# CHALLENGE:
Select from the data all lines with the word "lavarse".

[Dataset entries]
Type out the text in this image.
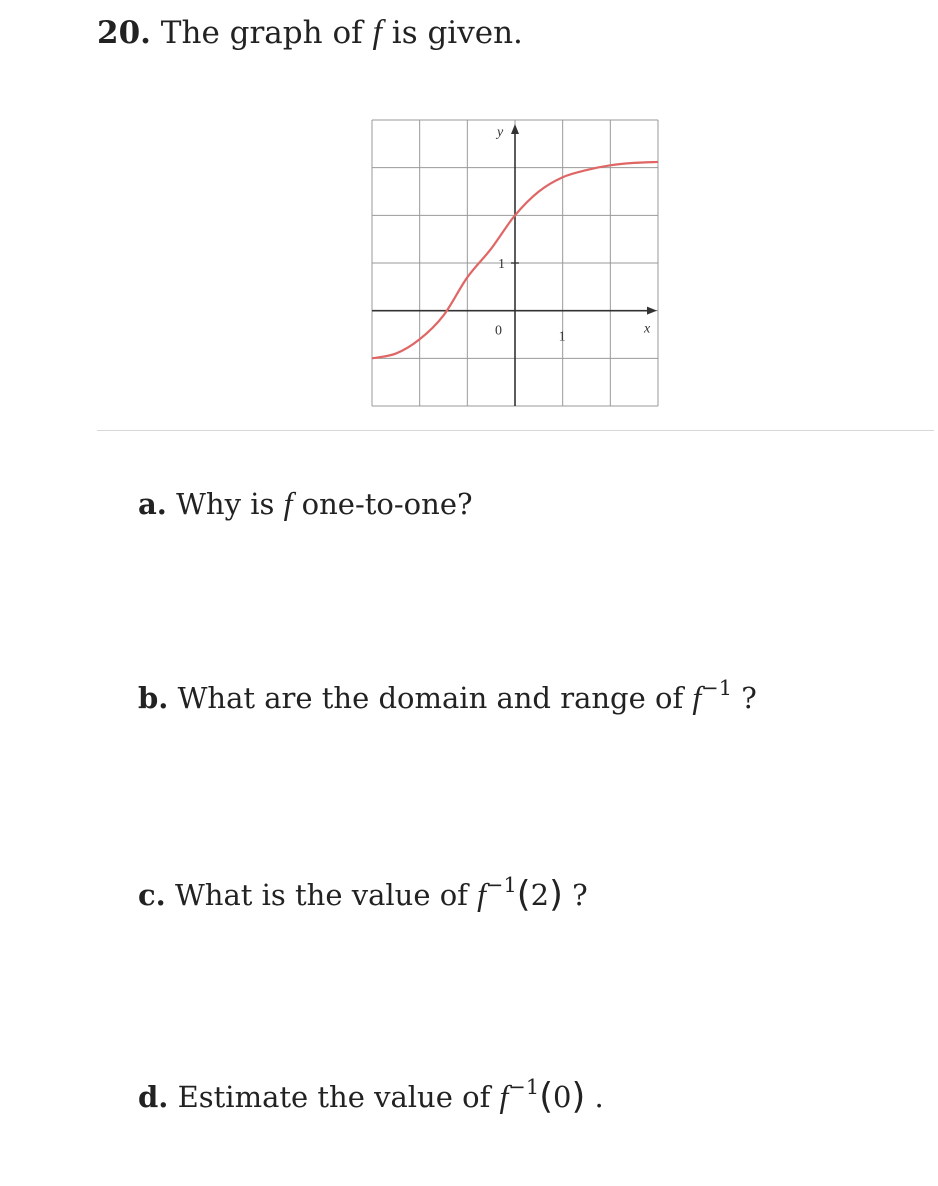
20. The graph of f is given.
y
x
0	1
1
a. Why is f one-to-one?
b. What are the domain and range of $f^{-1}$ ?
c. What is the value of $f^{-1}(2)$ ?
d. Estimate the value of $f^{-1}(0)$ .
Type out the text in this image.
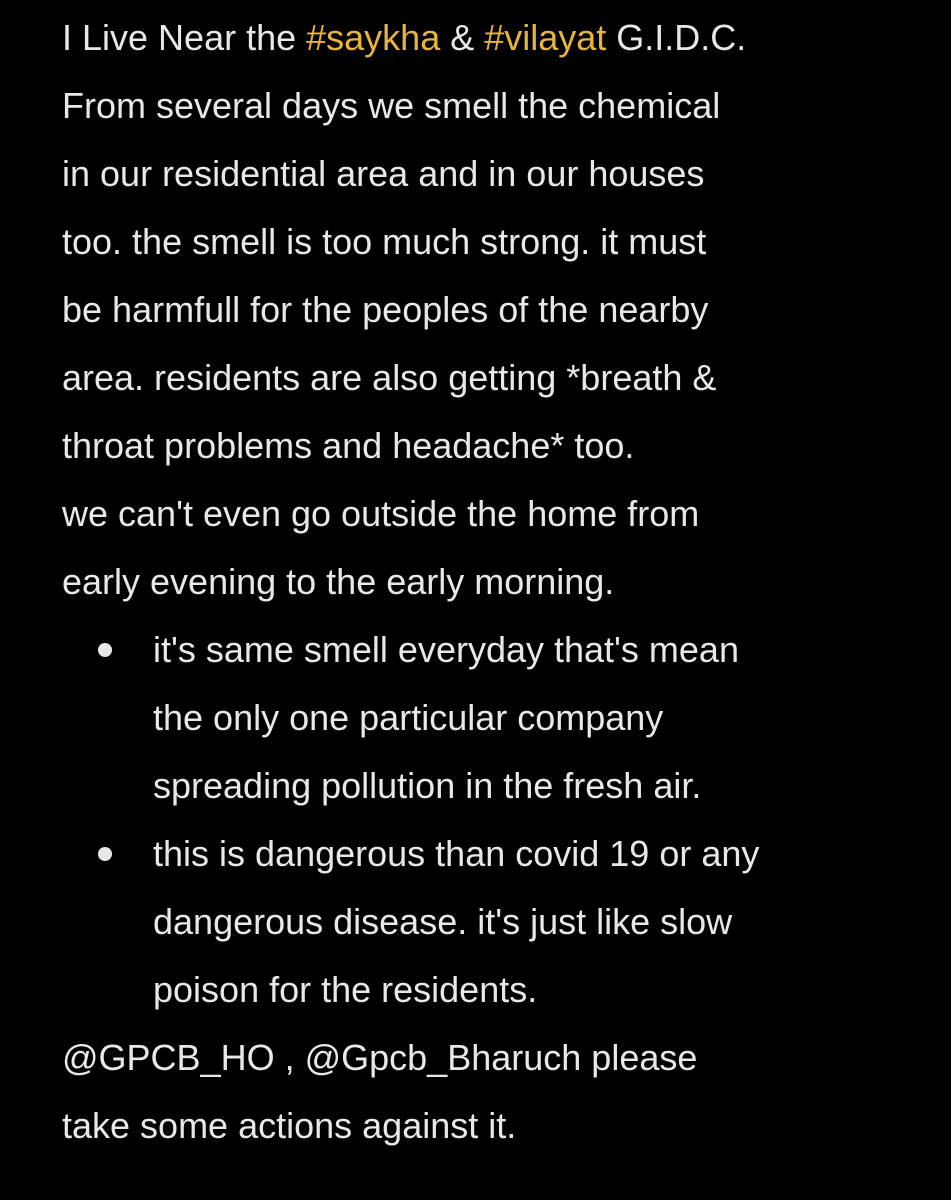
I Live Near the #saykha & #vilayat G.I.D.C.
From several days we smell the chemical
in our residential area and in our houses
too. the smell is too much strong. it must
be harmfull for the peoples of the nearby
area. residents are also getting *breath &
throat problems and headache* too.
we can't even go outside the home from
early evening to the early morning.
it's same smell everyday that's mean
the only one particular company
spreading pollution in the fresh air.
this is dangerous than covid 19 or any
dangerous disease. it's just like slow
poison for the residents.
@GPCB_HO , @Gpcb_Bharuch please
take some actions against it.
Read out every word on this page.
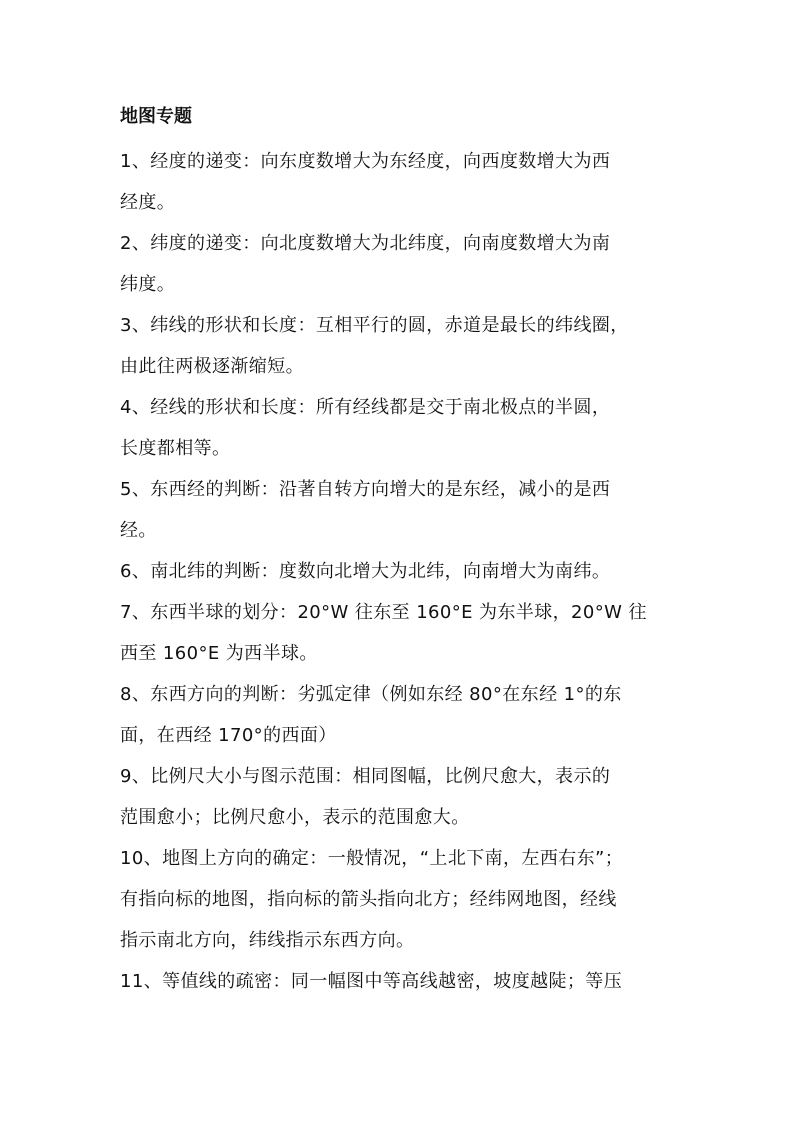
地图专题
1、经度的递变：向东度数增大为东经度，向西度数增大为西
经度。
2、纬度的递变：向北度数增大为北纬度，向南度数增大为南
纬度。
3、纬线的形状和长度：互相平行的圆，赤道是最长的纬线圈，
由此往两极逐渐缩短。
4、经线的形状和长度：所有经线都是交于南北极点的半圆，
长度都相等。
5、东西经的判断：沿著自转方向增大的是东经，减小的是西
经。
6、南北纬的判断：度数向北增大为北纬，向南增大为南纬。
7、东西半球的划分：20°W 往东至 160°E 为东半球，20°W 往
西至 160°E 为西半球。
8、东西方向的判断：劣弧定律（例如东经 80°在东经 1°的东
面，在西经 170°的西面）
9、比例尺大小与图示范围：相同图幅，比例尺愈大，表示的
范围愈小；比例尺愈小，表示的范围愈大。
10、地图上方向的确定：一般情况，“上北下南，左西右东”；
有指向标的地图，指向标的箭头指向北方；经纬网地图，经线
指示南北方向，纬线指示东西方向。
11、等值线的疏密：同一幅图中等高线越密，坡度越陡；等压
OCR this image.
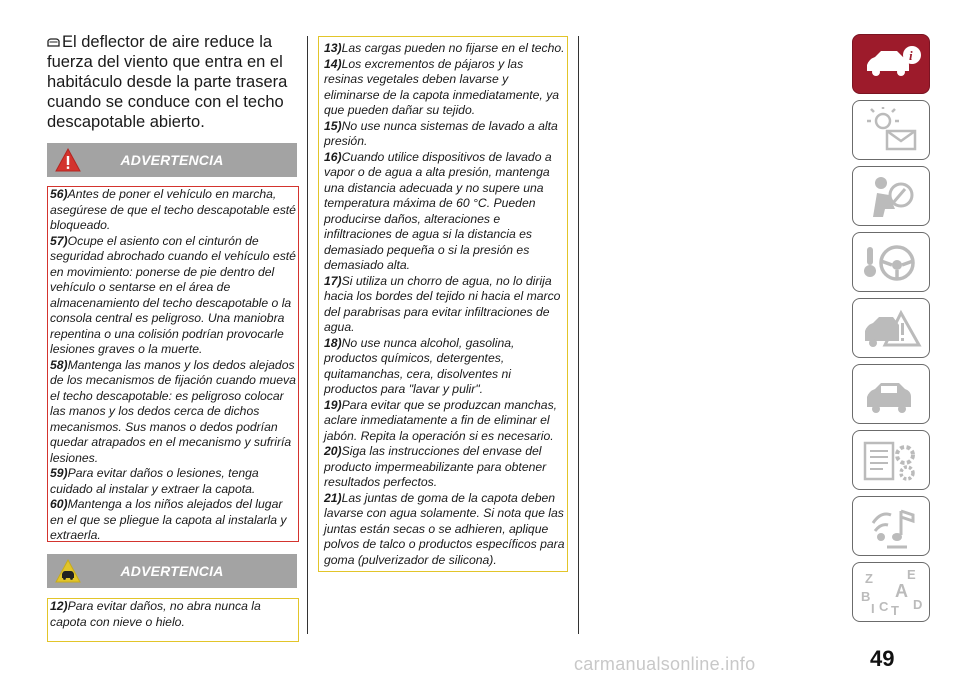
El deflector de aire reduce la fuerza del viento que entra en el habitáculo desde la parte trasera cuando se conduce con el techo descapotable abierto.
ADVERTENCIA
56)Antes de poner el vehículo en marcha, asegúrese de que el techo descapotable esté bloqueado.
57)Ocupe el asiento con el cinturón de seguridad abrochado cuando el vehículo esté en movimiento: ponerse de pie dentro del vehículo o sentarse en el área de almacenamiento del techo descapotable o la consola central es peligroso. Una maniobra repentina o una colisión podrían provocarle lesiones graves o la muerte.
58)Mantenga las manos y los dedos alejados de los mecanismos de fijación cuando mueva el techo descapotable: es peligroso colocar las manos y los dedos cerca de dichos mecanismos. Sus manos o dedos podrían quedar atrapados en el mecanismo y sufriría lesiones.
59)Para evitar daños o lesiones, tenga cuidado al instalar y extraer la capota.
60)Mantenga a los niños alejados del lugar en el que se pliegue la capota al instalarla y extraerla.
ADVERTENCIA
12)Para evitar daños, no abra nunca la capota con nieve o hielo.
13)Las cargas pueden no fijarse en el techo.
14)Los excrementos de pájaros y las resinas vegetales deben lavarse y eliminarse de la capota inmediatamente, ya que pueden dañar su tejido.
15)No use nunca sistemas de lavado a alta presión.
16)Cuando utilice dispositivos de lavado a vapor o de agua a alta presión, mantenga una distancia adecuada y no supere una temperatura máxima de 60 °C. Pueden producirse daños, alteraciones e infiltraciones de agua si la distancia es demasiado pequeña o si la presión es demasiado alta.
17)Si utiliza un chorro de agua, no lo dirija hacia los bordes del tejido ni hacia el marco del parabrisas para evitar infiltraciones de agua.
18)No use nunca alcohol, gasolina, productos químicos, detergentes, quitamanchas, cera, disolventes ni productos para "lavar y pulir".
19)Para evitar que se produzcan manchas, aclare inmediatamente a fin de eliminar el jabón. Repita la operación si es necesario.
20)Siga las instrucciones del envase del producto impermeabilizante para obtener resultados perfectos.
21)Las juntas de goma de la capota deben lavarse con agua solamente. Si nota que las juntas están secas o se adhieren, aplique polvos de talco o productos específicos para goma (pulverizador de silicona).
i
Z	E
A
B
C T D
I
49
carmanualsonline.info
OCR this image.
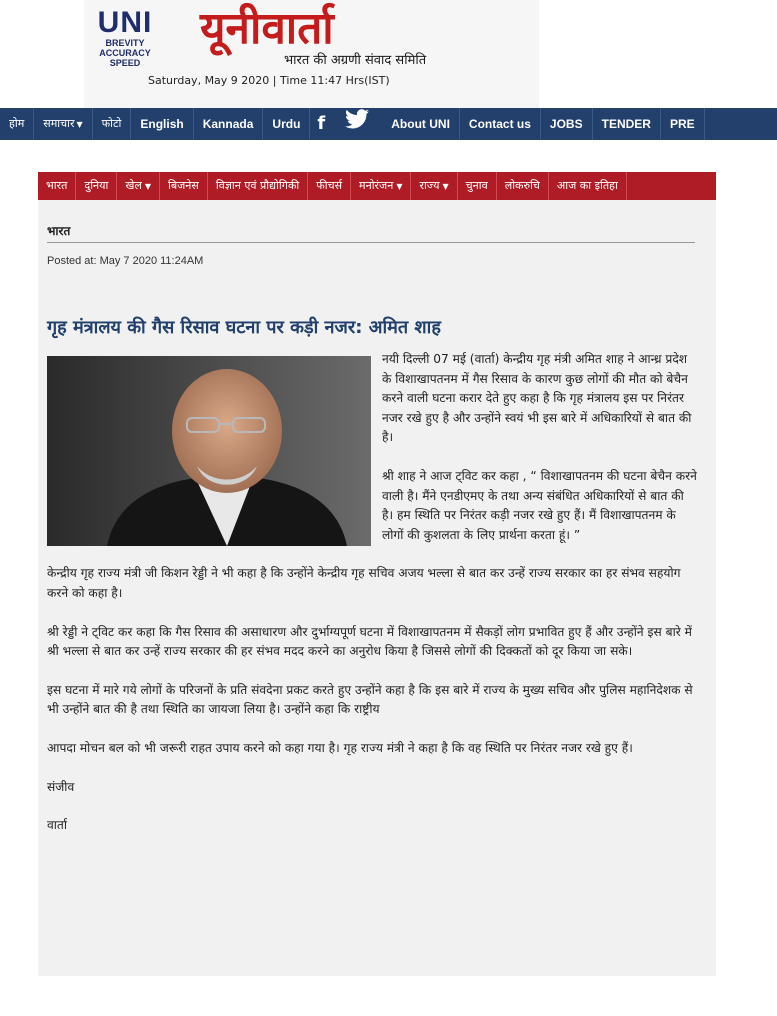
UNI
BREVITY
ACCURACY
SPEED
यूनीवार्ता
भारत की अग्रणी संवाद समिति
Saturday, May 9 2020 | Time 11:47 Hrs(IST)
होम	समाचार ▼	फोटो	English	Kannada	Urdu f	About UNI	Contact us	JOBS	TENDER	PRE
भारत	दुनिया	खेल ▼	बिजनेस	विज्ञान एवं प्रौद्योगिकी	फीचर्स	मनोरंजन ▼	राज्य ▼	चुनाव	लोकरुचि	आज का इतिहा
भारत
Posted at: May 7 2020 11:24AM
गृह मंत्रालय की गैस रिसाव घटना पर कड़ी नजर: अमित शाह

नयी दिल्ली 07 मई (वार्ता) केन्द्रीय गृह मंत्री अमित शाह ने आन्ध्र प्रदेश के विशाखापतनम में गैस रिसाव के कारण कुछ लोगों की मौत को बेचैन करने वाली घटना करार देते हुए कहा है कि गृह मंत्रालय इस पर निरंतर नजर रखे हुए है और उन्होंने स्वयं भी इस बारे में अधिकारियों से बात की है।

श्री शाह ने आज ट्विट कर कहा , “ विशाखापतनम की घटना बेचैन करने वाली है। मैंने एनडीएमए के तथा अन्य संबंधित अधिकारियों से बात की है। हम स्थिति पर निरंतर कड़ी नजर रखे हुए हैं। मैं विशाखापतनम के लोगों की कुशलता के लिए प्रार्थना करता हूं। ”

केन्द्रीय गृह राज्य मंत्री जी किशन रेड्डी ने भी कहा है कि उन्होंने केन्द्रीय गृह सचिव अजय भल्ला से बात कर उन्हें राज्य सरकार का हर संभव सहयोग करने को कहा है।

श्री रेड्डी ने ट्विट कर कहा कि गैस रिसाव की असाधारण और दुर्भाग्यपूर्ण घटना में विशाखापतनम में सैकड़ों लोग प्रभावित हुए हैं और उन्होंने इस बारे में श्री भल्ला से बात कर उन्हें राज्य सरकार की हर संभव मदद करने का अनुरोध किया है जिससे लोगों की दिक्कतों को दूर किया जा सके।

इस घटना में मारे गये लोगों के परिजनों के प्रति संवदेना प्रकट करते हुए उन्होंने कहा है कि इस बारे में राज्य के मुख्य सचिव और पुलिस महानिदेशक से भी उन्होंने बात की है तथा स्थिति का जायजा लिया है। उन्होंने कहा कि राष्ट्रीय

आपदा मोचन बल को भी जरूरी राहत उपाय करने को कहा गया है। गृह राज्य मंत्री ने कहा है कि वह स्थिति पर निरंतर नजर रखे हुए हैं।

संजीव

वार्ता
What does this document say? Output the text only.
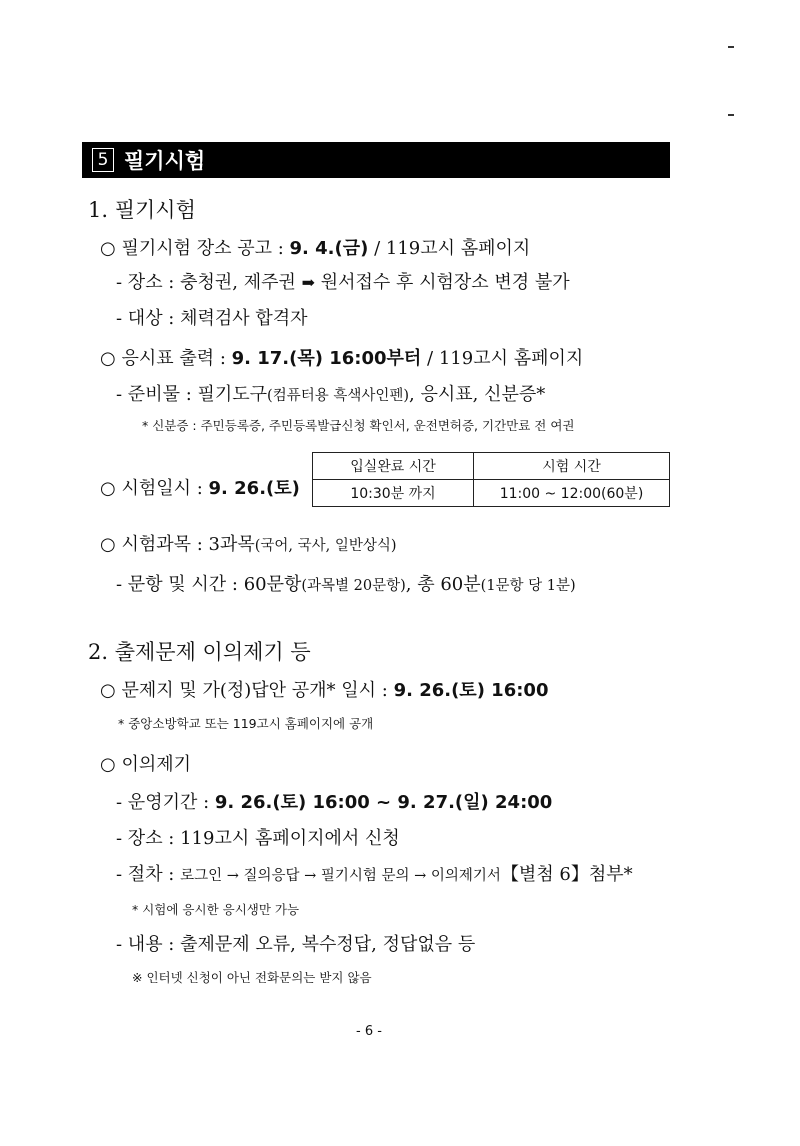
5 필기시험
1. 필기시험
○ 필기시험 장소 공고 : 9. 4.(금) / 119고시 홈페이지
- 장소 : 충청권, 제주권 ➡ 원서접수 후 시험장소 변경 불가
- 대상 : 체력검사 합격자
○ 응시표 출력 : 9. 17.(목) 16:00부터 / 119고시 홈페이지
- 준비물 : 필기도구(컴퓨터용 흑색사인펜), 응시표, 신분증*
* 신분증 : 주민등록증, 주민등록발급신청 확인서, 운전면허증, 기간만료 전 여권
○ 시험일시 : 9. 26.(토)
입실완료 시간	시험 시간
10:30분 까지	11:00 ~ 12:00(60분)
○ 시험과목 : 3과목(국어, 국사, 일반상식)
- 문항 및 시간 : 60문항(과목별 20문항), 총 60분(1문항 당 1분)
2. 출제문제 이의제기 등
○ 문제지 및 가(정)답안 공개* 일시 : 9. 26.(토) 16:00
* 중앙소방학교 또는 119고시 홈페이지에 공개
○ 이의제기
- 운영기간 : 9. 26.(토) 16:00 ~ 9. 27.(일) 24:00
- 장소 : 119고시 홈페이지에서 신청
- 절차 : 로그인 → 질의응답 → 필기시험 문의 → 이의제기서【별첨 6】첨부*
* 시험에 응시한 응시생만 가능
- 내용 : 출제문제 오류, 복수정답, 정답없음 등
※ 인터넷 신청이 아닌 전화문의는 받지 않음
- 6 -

# TASK RESPONSE:
14)Los excrementos de pájaros y las resinas vegetales deben lavarse y eliminarse de la capota inmediatamente, ya que pueden dañar su tejido.
21)Las juntas de goma de la capota deben lavarse con agua solamente. Si nota que las juntas están secas o se adhieren, aplique polvos de talco o productos específicos para goma (pulverizador de silicona).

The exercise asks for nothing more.